Extracted data entries:
□ □ □
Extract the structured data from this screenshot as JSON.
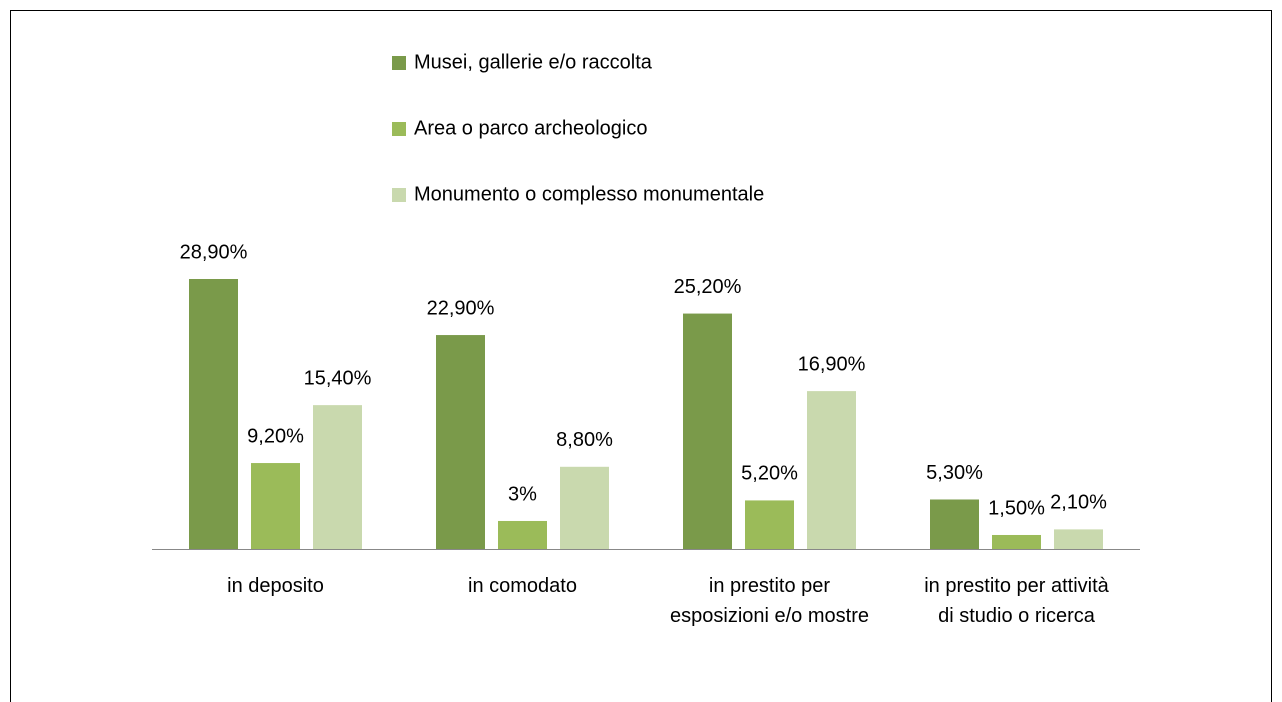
{
  "chart_data": {
    "type": "bar",
    "categories": [
      "in deposito",
      "in comodato",
      "in prestito per\nesposizioni e/o mostre",
      "in prestito per attività\ndi studio o ricerca"
    ],
    "series": [
      {
        "name": "Musei, gallerie e/o raccolta",
        "color": "#7a9a4a",
        "values": [
          28.9,
          22.9,
          25.2,
          5.3
        ],
        "value_labels": [
          "28,90%",
          "22,90%",
          "25,20%",
          "5,30%"
        ]
      },
      {
        "name": "Area o parco archeologico",
        "color": "#9bbb59",
        "values": [
          9.2,
          3,
          5.2,
          1.5
        ],
        "value_labels": [
          "9,20%",
          "3%",
          "5,20%",
          "1,50%"
        ]
      },
      {
        "name": "Monumento o complesso monumentale",
        "color": "#c9d9ae",
        "values": [
          15.4,
          8.8,
          16.9,
          2.1
        ],
        "value_labels": [
          "15,40%",
          "8,80%",
          "16,90%",
          "2,10%"
        ]
      }
    ],
    "legend": "top"
  }
}
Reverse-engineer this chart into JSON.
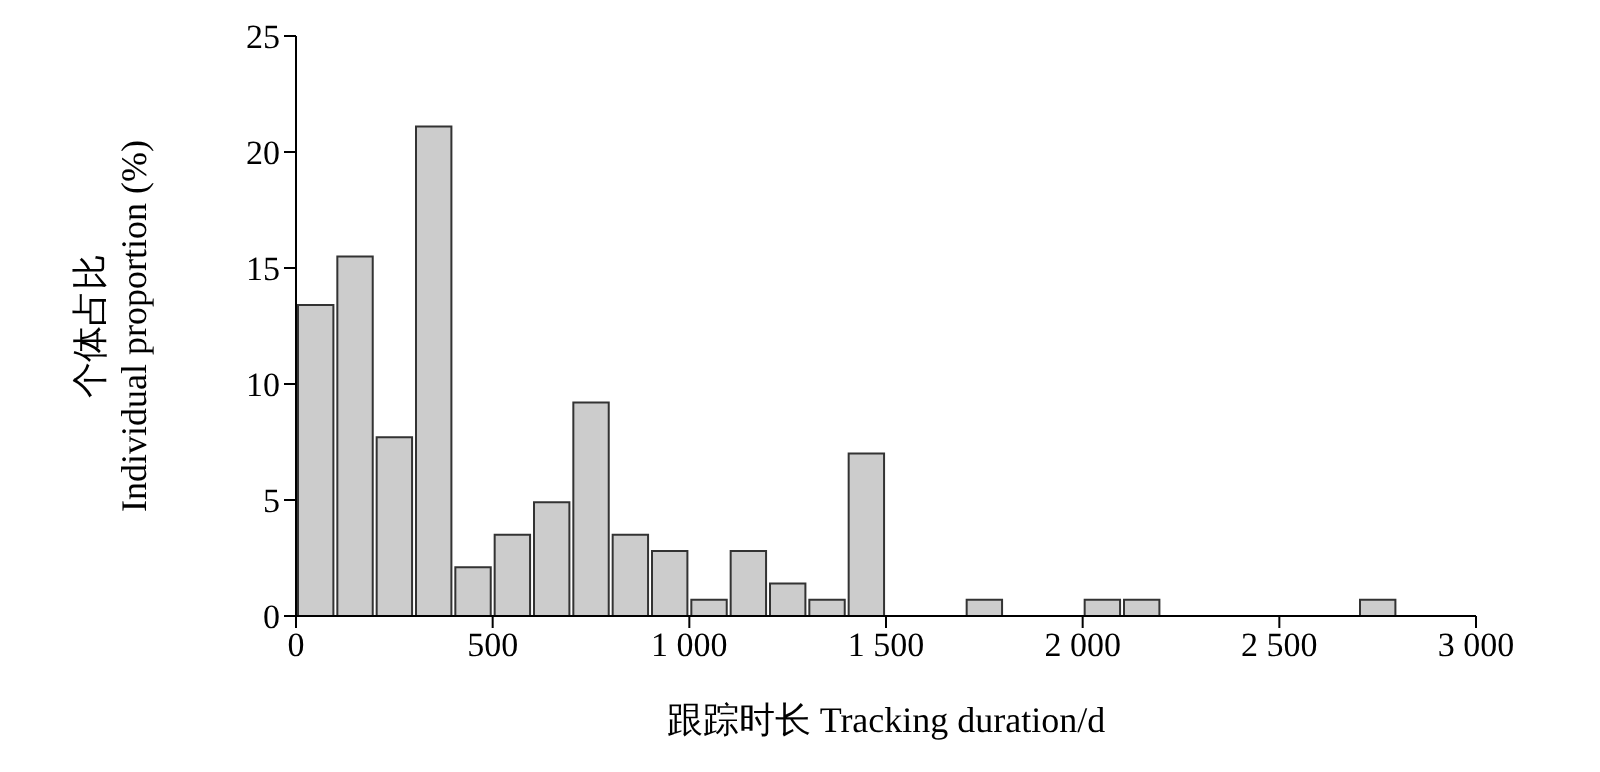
{
  "chart_data": {
    "type": "histogram",
    "xlabel": "跟踪时长 Tracking duration/d",
    "ylabel": "个体占比\nIndividual proportion (%)",
    "bins": [
      0,
      100,
      200,
      300,
      400,
      500,
      600,
      700,
      800,
      900,
      1000,
      1100,
      1200,
      1300,
      1400,
      1500,
      1600,
      1700,
      1800,
      1900,
      2000,
      2100,
      2200,
      2300,
      2400,
      2500,
      2600,
      2700,
      2800,
      2900,
      3000
    ],
    "values": [
      13.4,
      15.5,
      7.7,
      21.1,
      2.1,
      3.5,
      4.9,
      9.2,
      3.5,
      2.8,
      0.7,
      2.8,
      1.4,
      0.7,
      7.0,
      0,
      0,
      0.7,
      0,
      0,
      0.7,
      0.7,
      0,
      0,
      0,
      0,
      0,
      0.7,
      0,
      0
    ],
    "color": "#cccccc",
    "xlim": [
      0,
      3000
    ],
    "xticks": [
      0,
      500,
      {
        "value": 1000,
        "label": "1 000"
      },
      {
        "value": 1500,
        "label": "1 500"
      },
      {
        "value": 2000,
        "label": "2 000"
      },
      {
        "value": 2500,
        "label": "2 500"
      },
      {
        "value": 3000,
        "label": "3 000"
      }
    ],
    "ylim": [
      0,
      25
    ],
    "yticks": [
      0,
      5,
      10,
      15,
      20,
      25
    ],
    "grid": false,
    "legend": false
  }
}
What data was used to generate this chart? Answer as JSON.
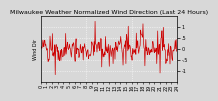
{
  "title": "Milwaukee Weather Normalized Wind Direction (Last 24 Hours)",
  "ylabel": "Wind Dir",
  "background_color": "#d8d8d8",
  "plot_bg_color": "#d8d8d8",
  "line_color": "#cc0000",
  "grid_color": "#ffffff",
  "n_points": 288,
  "ylim": [
    -1.5,
    1.5
  ],
  "yticks": [
    1.0,
    0.5,
    0.0,
    -0.5,
    -1.0
  ],
  "ytick_labels": [
    "1",
    ".5",
    "0",
    "-.5",
    "-1"
  ],
  "title_fontsize": 4.5,
  "tick_fontsize": 3.5,
  "line_width": 0.5,
  "ylabel_fontsize": 3.5
}
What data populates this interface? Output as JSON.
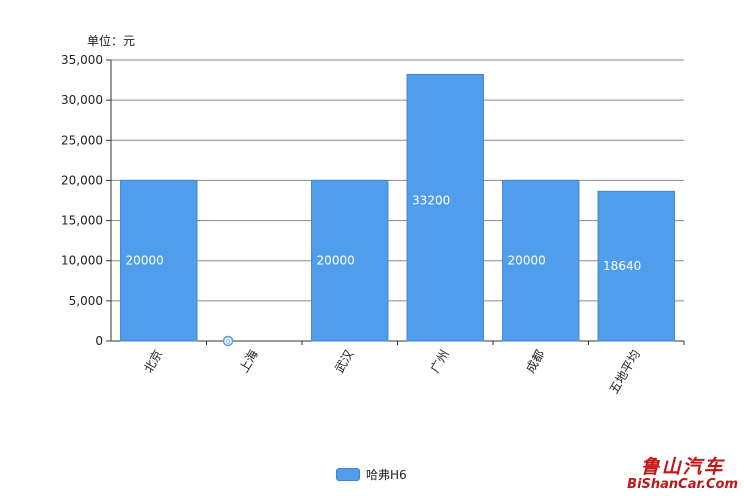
{
  "unit_label": "单位：元",
  "legend": {
    "label": "哈弗H6",
    "color": "#4f9deb"
  },
  "watermark": {
    "cn": "鲁山汽车",
    "en": "BiShanCar.Com"
  },
  "chart_data": {
    "type": "bar",
    "categories": [
      "北京",
      "上海",
      "武汉",
      "广州",
      "成都",
      "五地平均"
    ],
    "series": [
      {
        "name": "哈弗H6",
        "values": [
          20000,
          0,
          20000,
          33200,
          20000,
          18640
        ]
      }
    ],
    "data_labels": [
      "20000",
      "0",
      "20000",
      "33200",
      "20000",
      "18640"
    ],
    "yticks": [
      0,
      5000,
      10000,
      15000,
      20000,
      25000,
      30000,
      35000
    ],
    "ytick_labels": [
      "0",
      "5,000",
      "10,000",
      "15,000",
      "20,000",
      "25,000",
      "30,000",
      "35,000"
    ],
    "ylim": [
      0,
      35000
    ],
    "grid": true,
    "legend_position": "bottom-center",
    "bar_color": "#4f9deb",
    "bar_border_color": "#3f86d0"
  }
}
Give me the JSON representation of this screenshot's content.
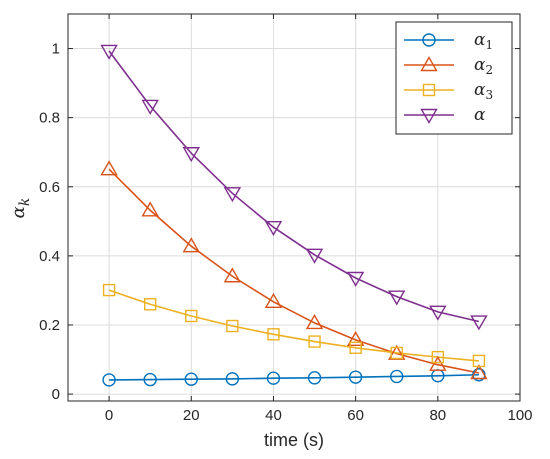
{
  "chart_data": {
    "type": "line",
    "title": "",
    "xlabel": "time (s)",
    "ylabel": "α_k",
    "ylabel_main": "α",
    "ylabel_sub": "k",
    "xlim": [
      -10,
      100
    ],
    "ylim": [
      -0.02,
      1.1
    ],
    "xticks": [
      0,
      20,
      40,
      60,
      80,
      100
    ],
    "xtick_labels": [
      "0",
      "20",
      "40",
      "60",
      "80",
      "100"
    ],
    "yticks": [
      0,
      0.2,
      0.4,
      0.6,
      0.8,
      1
    ],
    "ytick_labels": [
      "0",
      "0.2",
      "0.4",
      "0.6",
      "0.8",
      "1"
    ],
    "grid": true,
    "legend_position": "top-right",
    "x": [
      0,
      10,
      20,
      30,
      40,
      50,
      60,
      70,
      80,
      90
    ],
    "series": [
      {
        "name": "α1",
        "name_main": "α",
        "name_sub": "1",
        "color": "#0072BD",
        "marker": "circle",
        "values": [
          0.041,
          0.042,
          0.043,
          0.044,
          0.046,
          0.047,
          0.049,
          0.051,
          0.053,
          0.056
        ]
      },
      {
        "name": "α2",
        "name_main": "α",
        "name_sub": "2",
        "color": "#D95319",
        "marker": "triangle-up",
        "values": [
          0.651,
          0.532,
          0.428,
          0.341,
          0.267,
          0.206,
          0.157,
          0.117,
          0.085,
          0.061
        ]
      },
      {
        "name": "α3",
        "name_main": "α",
        "name_sub": "3",
        "color": "#EDB120",
        "marker": "square",
        "values": [
          0.301,
          0.26,
          0.226,
          0.197,
          0.173,
          0.152,
          0.134,
          0.119,
          0.107,
          0.096
        ]
      },
      {
        "name": "α",
        "name_main": "α",
        "name_sub": "",
        "color": "#7E2F8E",
        "marker": "triangle-down",
        "values": [
          0.993,
          0.834,
          0.697,
          0.581,
          0.483,
          0.403,
          0.336,
          0.282,
          0.238,
          0.21
        ]
      }
    ]
  }
}
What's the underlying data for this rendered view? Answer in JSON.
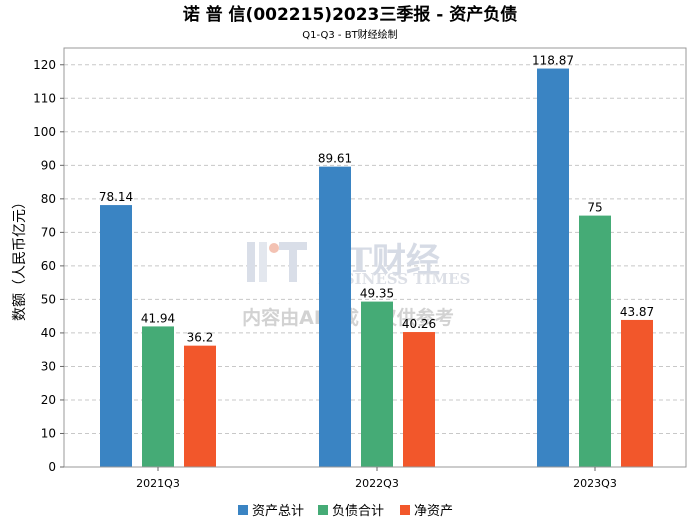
{
  "chart_data": {
    "type": "bar",
    "title": "诺 普 信(002215)2023三季报 - 资产负债",
    "subtitle": "Q1-Q3 - BT财经绘制",
    "xlabel": "",
    "ylabel": "数额（人民币亿元）",
    "categories": [
      "2021Q3",
      "2022Q3",
      "2023Q3"
    ],
    "ylim": [
      0,
      125
    ],
    "yticks": [
      0,
      10,
      20,
      30,
      40,
      50,
      60,
      70,
      80,
      90,
      100,
      110,
      120
    ],
    "grid": true,
    "legend_position": "bottom",
    "series": [
      {
        "name": "资产总计",
        "color": "#3a84c3",
        "values": [
          78.14,
          89.61,
          118.87
        ],
        "labels": [
          "78.14",
          "89.61",
          "118.87"
        ]
      },
      {
        "name": "负债合计",
        "color": "#45ab76",
        "values": [
          41.94,
          49.35,
          75
        ],
        "labels": [
          "41.94",
          "49.35",
          "75"
        ]
      },
      {
        "name": "净资产",
        "color": "#f2572b",
        "values": [
          36.2,
          40.26,
          43.87
        ],
        "labels": [
          "36.2",
          "40.26",
          "43.87"
        ]
      }
    ]
  },
  "watermark": {
    "brand": "BT财经",
    "brand_en": "BUSINESS TIMES",
    "note": "内容由AI生成，仅供参考"
  }
}
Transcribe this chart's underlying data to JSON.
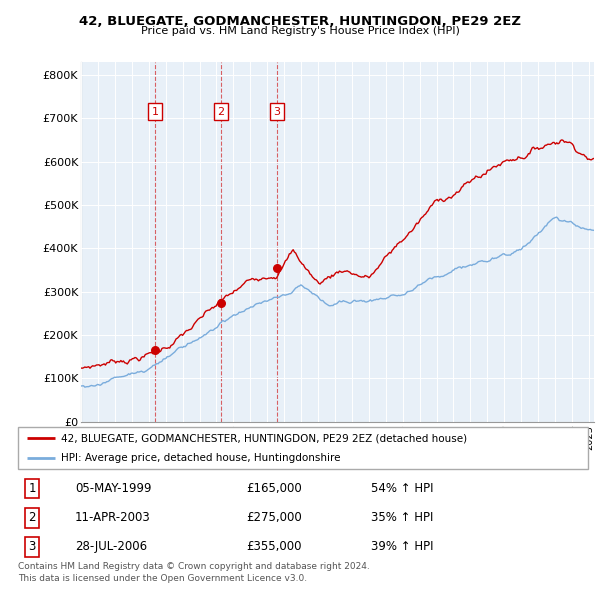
{
  "title1": "42, BLUEGATE, GODMANCHESTER, HUNTINGDON, PE29 2EZ",
  "title2": "Price paid vs. HM Land Registry's House Price Index (HPI)",
  "ylim": [
    0,
    830000
  ],
  "yticks": [
    0,
    100000,
    200000,
    300000,
    400000,
    500000,
    600000,
    700000,
    800000
  ],
  "ytick_labels": [
    "£0",
    "£100K",
    "£200K",
    "£300K",
    "£400K",
    "£500K",
    "£600K",
    "£700K",
    "£800K"
  ],
  "red_color": "#cc0000",
  "blue_color": "#7aacdc",
  "chart_bg": "#e8f0f8",
  "grid_color": "#ffffff",
  "legend_label_red": "42, BLUEGATE, GODMANCHESTER, HUNTINGDON, PE29 2EZ (detached house)",
  "legend_label_blue": "HPI: Average price, detached house, Huntingdonshire",
  "transactions": [
    {
      "num": 1,
      "date": "05-MAY-1999",
      "price": 165000,
      "hpi_pct": "54%",
      "x_year": 1999.37
    },
    {
      "num": 2,
      "date": "11-APR-2003",
      "price": 275000,
      "hpi_pct": "35%",
      "x_year": 2003.28
    },
    {
      "num": 3,
      "date": "28-JUL-2006",
      "price": 355000,
      "hpi_pct": "39%",
      "x_year": 2006.57
    }
  ],
  "footer1": "Contains HM Land Registry data © Crown copyright and database right 2024.",
  "footer2": "This data is licensed under the Open Government Licence v3.0.",
  "xlim_start": 1995.0,
  "xlim_end": 2025.3
}
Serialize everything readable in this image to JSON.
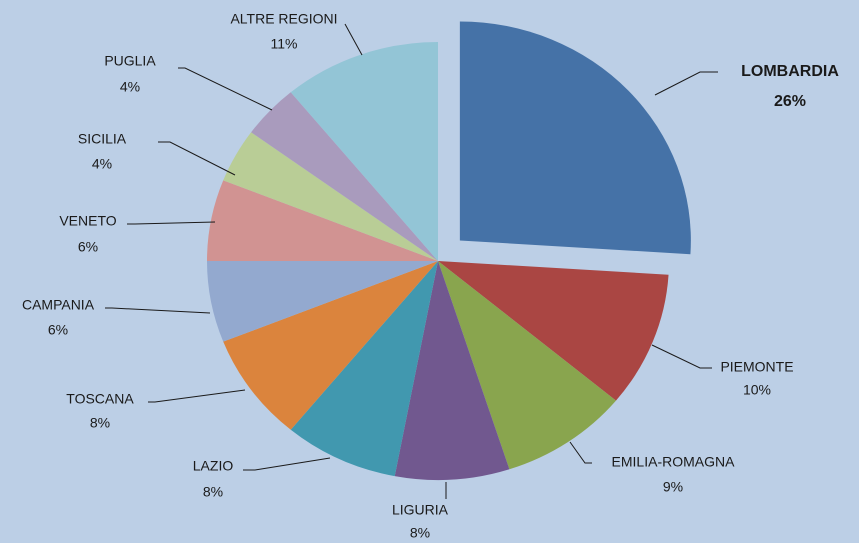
{
  "chart_data": {
    "type": "pie",
    "categories": [
      "LOMBARDIA",
      "PIEMONTE",
      "EMILIA-ROMAGNA",
      "LIGURIA",
      "LAZIO",
      "TOSCANA",
      "CAMPANIA",
      "VENETO",
      "SICILIA",
      "PUGLIA",
      "ALTRE REGIONI"
    ],
    "values": [
      26,
      10,
      9,
      8,
      8,
      8,
      6,
      6,
      4,
      4,
      11
    ],
    "value_labels": [
      "26%",
      "10%",
      "9%",
      "8%",
      "8%",
      "8%",
      "6%",
      "6%",
      "4%",
      "4%",
      "11%"
    ],
    "colors": [
      "#4572a7",
      "#aa4643",
      "#89a54e",
      "#71588f",
      "#4198af",
      "#db843d",
      "#93a9cf",
      "#d19392",
      "#b9cd96",
      "#a99bbd",
      "#93c5d6"
    ]
  }
}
□ □ □
▶ Exercise objective:
Working from the line that contains "Serialize everything readable" to the last line of the listing, please quote each line exactly, pictures excluded.

▶ Right answer:
Serialize everything readable in this image to JSON.
{
  "chart_data": {
    "type": "pie",
    "categories": [
      "LOMBARDIA",
      "PIEMONTE",
      "EMILIA-ROMAGNA",
      "LIGURIA",
      "LAZIO",
      "TOSCANA",
      "CAMPANIA",
      "VENETO",
      "SICILIA",
      "PUGLIA",
      "ALTRE REGIONI"
    ],
    "values": [
      26,
      10,
      9,
      8,
      8,
      8,
      6,
      6,
      4,
      4,
      11
    ],
    "value_labels": [
      "26%",
      "10%",
      "9%",
      "8%",
      "8%",
      "8%",
      "6%",
      "6%",
      "4%",
      "4%",
      "11%"
    ],
    "colors": [
      "#4572a7",
      "#aa4643",
      "#89a54e",
      "#71588f",
      "#4198af",
      "#db843d",
      "#93a9cf",
      "#d19392",
      "#b9cd96",
      "#a99bbd",
      "#93c5d6"
    ]
  }
}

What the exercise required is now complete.